The problem.
Where a line contains the word "solid", copy that line in full.

Entries supplied.
----------------------------------------

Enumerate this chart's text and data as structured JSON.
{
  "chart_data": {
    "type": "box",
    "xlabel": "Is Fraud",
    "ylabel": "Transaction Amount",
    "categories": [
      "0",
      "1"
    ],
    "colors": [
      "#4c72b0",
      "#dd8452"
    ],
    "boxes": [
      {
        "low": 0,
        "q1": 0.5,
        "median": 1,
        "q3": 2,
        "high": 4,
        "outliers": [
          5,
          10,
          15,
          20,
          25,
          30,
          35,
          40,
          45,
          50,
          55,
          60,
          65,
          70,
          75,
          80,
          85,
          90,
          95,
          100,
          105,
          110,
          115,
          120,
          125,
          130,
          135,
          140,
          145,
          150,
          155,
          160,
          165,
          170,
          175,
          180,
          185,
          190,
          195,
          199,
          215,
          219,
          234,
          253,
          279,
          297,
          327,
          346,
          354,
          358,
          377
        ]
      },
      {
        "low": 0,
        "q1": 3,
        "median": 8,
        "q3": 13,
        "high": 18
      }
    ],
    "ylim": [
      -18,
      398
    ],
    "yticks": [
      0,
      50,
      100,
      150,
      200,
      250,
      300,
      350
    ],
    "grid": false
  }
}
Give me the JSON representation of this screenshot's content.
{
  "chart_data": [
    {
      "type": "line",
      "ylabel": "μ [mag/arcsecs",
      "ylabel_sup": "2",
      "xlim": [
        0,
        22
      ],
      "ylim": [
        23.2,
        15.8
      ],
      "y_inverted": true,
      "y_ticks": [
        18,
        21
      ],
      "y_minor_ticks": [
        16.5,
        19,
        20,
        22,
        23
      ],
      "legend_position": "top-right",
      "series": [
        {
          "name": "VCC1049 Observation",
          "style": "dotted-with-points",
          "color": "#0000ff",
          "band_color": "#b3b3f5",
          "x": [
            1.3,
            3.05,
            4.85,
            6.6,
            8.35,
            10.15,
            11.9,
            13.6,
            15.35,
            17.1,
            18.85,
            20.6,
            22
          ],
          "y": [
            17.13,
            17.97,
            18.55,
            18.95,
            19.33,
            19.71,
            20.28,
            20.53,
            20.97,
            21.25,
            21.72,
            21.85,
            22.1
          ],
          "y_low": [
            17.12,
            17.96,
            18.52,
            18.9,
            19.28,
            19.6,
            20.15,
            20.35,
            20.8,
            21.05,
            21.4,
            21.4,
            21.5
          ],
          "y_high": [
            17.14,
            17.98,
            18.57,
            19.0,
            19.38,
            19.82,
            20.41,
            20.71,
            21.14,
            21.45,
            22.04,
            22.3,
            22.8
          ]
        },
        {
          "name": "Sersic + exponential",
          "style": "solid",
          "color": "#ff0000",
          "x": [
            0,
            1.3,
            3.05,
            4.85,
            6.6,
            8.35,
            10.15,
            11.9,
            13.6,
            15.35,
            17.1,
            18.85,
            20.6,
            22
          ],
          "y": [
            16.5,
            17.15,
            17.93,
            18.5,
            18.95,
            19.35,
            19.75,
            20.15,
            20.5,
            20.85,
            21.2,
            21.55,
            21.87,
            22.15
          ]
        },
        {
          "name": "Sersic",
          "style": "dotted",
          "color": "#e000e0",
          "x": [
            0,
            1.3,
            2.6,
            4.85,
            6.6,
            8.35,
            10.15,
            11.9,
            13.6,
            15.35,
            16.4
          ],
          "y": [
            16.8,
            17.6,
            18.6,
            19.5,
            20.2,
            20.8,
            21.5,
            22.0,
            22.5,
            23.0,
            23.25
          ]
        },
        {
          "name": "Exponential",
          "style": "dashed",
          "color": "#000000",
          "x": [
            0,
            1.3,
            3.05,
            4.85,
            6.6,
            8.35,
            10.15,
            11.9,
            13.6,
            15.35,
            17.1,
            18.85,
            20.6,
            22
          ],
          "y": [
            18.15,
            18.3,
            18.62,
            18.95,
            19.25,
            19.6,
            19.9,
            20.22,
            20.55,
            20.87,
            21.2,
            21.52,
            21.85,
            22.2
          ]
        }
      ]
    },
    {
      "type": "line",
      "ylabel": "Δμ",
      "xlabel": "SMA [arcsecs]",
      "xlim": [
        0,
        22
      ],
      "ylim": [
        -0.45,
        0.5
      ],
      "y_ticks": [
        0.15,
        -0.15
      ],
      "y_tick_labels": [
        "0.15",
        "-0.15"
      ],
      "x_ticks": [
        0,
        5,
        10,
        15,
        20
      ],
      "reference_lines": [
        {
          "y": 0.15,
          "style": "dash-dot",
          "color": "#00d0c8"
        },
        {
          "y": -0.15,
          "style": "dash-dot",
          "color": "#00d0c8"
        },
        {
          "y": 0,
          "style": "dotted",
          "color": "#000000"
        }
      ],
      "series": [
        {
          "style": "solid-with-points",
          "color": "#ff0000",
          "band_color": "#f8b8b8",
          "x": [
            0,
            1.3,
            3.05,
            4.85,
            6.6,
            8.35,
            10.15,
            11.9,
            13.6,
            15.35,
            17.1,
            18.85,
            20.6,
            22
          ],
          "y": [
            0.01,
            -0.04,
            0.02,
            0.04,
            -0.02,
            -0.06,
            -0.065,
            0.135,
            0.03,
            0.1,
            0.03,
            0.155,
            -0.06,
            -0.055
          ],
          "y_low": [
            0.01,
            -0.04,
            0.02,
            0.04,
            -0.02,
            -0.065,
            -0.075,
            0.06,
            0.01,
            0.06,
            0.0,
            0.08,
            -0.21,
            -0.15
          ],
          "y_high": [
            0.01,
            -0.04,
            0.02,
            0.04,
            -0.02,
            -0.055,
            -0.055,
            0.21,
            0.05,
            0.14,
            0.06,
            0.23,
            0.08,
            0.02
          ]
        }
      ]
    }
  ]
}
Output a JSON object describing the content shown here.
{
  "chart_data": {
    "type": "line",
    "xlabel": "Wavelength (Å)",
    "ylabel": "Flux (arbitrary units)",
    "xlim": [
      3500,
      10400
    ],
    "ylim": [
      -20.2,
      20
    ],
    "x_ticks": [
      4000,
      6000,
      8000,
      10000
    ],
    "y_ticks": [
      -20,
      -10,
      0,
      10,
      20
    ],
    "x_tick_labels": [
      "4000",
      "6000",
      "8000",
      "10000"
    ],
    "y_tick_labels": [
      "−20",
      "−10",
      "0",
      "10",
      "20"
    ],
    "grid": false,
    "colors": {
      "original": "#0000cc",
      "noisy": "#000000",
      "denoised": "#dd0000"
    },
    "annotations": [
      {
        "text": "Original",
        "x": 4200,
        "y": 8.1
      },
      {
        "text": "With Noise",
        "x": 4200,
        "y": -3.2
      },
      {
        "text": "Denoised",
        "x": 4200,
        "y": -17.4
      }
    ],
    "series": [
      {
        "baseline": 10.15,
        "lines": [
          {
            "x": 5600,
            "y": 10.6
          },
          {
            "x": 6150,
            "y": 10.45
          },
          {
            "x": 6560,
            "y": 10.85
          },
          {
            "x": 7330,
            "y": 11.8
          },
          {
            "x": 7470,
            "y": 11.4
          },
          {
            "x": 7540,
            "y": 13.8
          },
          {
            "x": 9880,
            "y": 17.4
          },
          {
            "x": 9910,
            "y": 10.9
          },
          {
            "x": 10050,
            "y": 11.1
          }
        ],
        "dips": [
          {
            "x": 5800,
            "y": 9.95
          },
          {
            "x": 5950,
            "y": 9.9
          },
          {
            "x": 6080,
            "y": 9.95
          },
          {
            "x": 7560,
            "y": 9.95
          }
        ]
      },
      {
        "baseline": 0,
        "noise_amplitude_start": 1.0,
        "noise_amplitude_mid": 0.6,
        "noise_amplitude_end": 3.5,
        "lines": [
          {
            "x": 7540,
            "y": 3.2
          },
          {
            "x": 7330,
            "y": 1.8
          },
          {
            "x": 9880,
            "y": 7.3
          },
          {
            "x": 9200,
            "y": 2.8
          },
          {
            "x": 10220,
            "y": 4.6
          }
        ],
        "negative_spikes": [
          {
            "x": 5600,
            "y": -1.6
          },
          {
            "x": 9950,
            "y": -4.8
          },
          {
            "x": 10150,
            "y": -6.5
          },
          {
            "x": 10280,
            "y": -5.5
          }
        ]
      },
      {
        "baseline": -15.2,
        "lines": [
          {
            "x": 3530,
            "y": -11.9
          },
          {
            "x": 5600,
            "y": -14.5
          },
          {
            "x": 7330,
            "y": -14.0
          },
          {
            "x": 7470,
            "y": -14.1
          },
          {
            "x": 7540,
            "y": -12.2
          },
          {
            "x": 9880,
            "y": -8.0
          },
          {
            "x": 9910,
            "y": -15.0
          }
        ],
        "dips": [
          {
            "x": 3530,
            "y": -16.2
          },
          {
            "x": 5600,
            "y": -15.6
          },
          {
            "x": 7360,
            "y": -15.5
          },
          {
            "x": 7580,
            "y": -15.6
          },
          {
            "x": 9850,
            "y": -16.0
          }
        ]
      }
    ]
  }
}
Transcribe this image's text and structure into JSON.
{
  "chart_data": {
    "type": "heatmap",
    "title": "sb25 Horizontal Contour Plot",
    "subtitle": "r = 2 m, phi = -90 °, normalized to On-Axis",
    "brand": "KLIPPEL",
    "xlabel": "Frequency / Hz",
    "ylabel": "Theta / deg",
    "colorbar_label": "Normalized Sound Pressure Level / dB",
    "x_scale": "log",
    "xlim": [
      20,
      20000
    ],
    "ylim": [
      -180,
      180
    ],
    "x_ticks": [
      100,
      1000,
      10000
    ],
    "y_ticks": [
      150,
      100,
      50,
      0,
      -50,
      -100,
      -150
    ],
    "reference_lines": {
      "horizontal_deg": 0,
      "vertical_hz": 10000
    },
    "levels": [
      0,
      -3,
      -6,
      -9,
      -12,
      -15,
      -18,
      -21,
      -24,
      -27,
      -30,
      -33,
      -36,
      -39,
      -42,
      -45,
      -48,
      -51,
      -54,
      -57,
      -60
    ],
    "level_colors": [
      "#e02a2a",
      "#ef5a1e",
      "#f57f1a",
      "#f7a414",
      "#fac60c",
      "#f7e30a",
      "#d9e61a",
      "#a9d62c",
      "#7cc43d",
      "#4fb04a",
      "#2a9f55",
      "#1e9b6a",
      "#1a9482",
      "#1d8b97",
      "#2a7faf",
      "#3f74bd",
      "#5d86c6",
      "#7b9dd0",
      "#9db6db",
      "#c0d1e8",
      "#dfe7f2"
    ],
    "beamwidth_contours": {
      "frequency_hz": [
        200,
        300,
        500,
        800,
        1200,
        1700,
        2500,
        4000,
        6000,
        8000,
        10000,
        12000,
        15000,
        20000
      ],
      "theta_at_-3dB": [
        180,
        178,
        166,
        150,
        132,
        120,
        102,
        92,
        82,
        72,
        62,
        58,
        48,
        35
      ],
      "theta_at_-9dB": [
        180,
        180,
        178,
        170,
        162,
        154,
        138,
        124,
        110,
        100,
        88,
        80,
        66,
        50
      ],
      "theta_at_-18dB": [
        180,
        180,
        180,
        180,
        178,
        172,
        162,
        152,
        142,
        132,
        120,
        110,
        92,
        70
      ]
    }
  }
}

----------------------------------------

Exercise result.
          "style": "solid",
          "style": "solid-with-points",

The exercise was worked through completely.